STATED TASK -
Copy out each line of the material below that holds the string "multi".
**** MATERIAL ****
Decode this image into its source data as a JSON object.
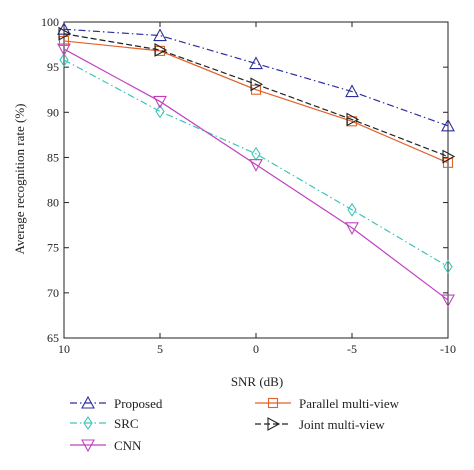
{
  "chart_data": {
    "type": "line",
    "title": "",
    "xlabel": "SNR (dB)",
    "ylabel": "Average recognition rate (%)",
    "categories": [
      "10",
      "5",
      "0",
      "-5",
      "-10"
    ],
    "ylim": [
      65,
      100
    ],
    "yticks": [
      "65",
      "70",
      "75",
      "80",
      "85",
      "90",
      "95",
      "100"
    ],
    "grid": false,
    "legend_position": "bottom",
    "series": [
      {
        "name": "Proposed",
        "values": [
          99.2,
          98.5,
          95.4,
          92.3,
          88.5
        ],
        "color": "#2e2e9e",
        "dash": "dashdot",
        "marker": "triangle-up"
      },
      {
        "name": "SRC",
        "values": [
          95.8,
          90.1,
          85.4,
          79.2,
          72.9
        ],
        "color": "#40c4b8",
        "dash": "dashdot",
        "marker": "diamond"
      },
      {
        "name": "CNN",
        "values": [
          97.0,
          91.2,
          84.2,
          77.2,
          69.2
        ],
        "color": "#c040c0",
        "dash": "solid",
        "marker": "triangle-down"
      },
      {
        "name": "Parallel multi-view",
        "values": [
          97.9,
          96.8,
          92.5,
          89.0,
          84.4
        ],
        "color": "#e0622a",
        "dash": "solid",
        "marker": "square"
      },
      {
        "name": "Joint multi-view",
        "values": [
          98.7,
          96.9,
          93.1,
          89.2,
          85.1
        ],
        "color": "#222222",
        "dash": "dashed",
        "marker": "triangle-right"
      }
    ]
  }
}
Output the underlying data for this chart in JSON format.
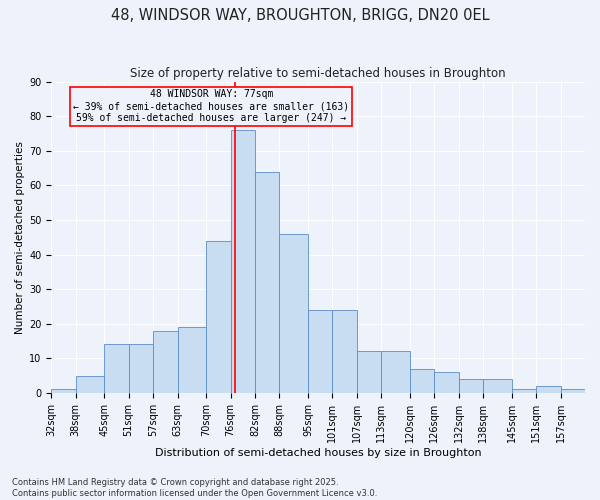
{
  "title_line1": "48, WINDSOR WAY, BROUGHTON, BRIGG, DN20 0EL",
  "title_line2": "Size of property relative to semi-detached houses in Broughton",
  "xlabel": "Distribution of semi-detached houses by size in Broughton",
  "ylabel": "Number of semi-detached properties",
  "footer_line1": "Contains HM Land Registry data © Crown copyright and database right 2025.",
  "footer_line2": "Contains public sector information licensed under the Open Government Licence v3.0.",
  "annotation_line1": "48 WINDSOR WAY: 77sqm",
  "annotation_line2": "← 39% of semi-detached houses are smaller (163)",
  "annotation_line3": "59% of semi-detached houses are larger (247) →",
  "property_size": 77,
  "bin_labels": [
    "32sqm",
    "38sqm",
    "45sqm",
    "51sqm",
    "57sqm",
    "63sqm",
    "70sqm",
    "76sqm",
    "82sqm",
    "88sqm",
    "95sqm",
    "101sqm",
    "107sqm",
    "113sqm",
    "120sqm",
    "126sqm",
    "132sqm",
    "138sqm",
    "145sqm",
    "151sqm",
    "157sqm"
  ],
  "bin_edges": [
    32,
    38,
    45,
    51,
    57,
    63,
    70,
    76,
    82,
    88,
    95,
    101,
    107,
    113,
    120,
    126,
    132,
    138,
    145,
    151,
    157,
    163
  ],
  "bar_heights": [
    1,
    5,
    14,
    14,
    18,
    19,
    44,
    76,
    64,
    46,
    24,
    24,
    12,
    12,
    7,
    6,
    4,
    4,
    1,
    2,
    1
  ],
  "bar_color": "#c8ddf2",
  "bar_edge_color": "#5b8ec4",
  "vline_color": "red",
  "vline_x": 77,
  "annotation_box_color": "red",
  "ylim": [
    0,
    90
  ],
  "yticks": [
    0,
    10,
    20,
    30,
    40,
    50,
    60,
    70,
    80,
    90
  ],
  "bg_color": "#eef2fb",
  "grid_color": "white",
  "title1_fontsize": 10.5,
  "title2_fontsize": 8.5,
  "xlabel_fontsize": 8,
  "ylabel_fontsize": 7.5,
  "tick_fontsize": 7,
  "footer_fontsize": 6,
  "ann_fontsize": 7
}
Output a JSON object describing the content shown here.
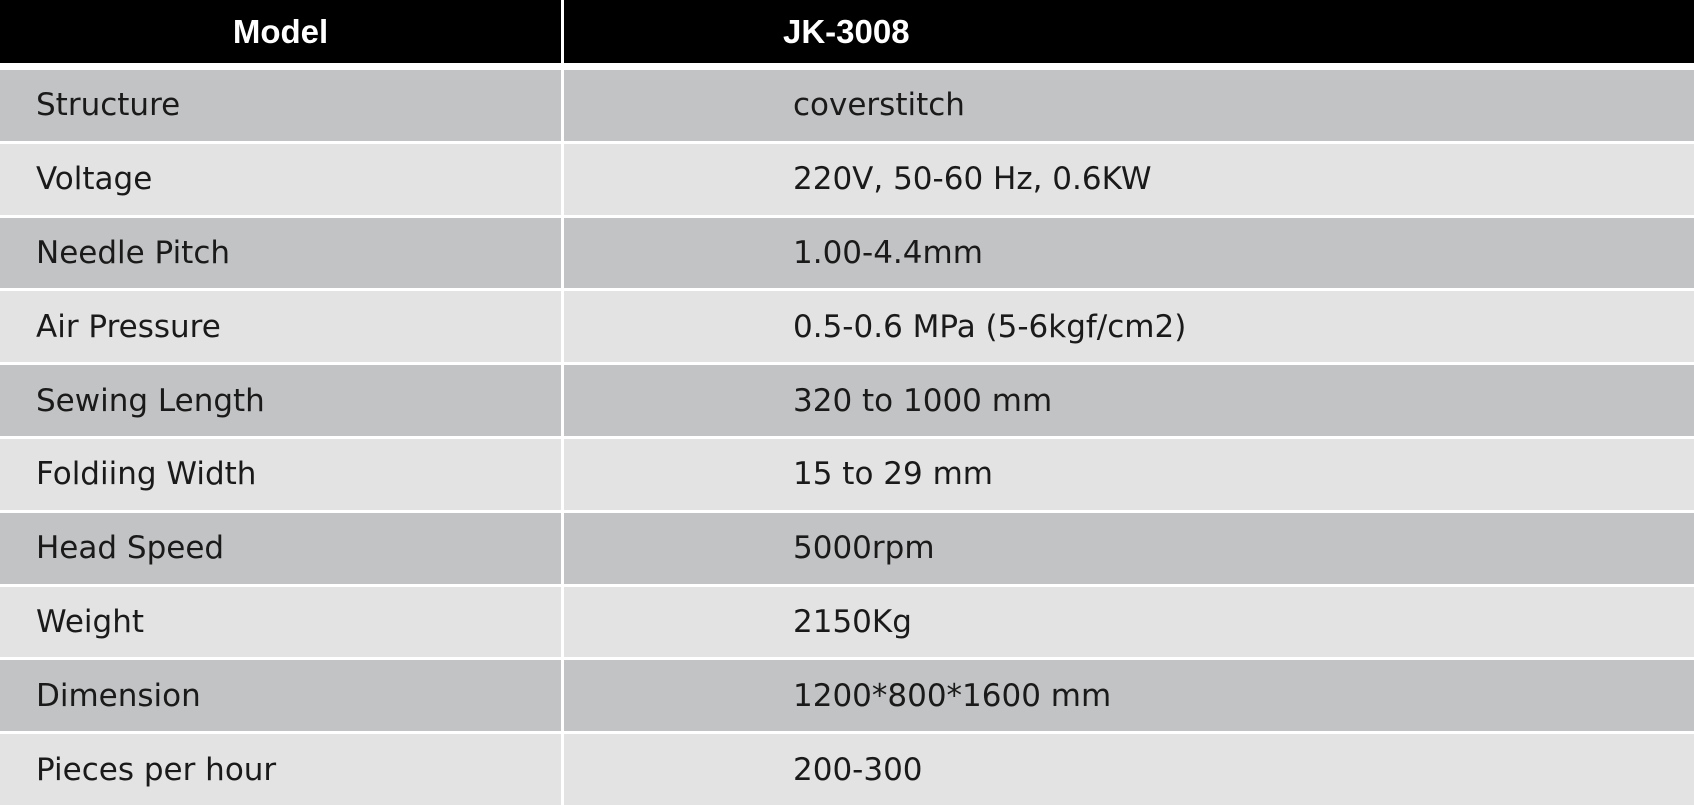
{
  "header": {
    "cells": [
      "Model",
      "JK-3008"
    ]
  },
  "table": {
    "rows": [
      [
        "Structure",
        "coverstitch"
      ],
      [
        "Voltage",
        "220V, 50-60 Hz, 0.6KW"
      ],
      [
        "Needle Pitch",
        "1.00-4.4mm"
      ],
      [
        "Air Pressure",
        "0.5-0.6 MPa (5-6kgf/cm2)"
      ],
      [
        "Sewing Length",
        "320 to 1000 mm"
      ],
      [
        "Foldiing Width",
        "15 to 29 mm"
      ],
      [
        "Head Speed",
        "5000rpm"
      ],
      [
        "Weight",
        "2150Kg"
      ],
      [
        "Dimension",
        "1200*800*1600 mm"
      ],
      [
        "Pieces per hour",
        "200-300"
      ]
    ]
  }
}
****
ANSWER TO THIS PROBLEM -
        "name": "Parallel multi-view",
        "name": "Joint multi-view",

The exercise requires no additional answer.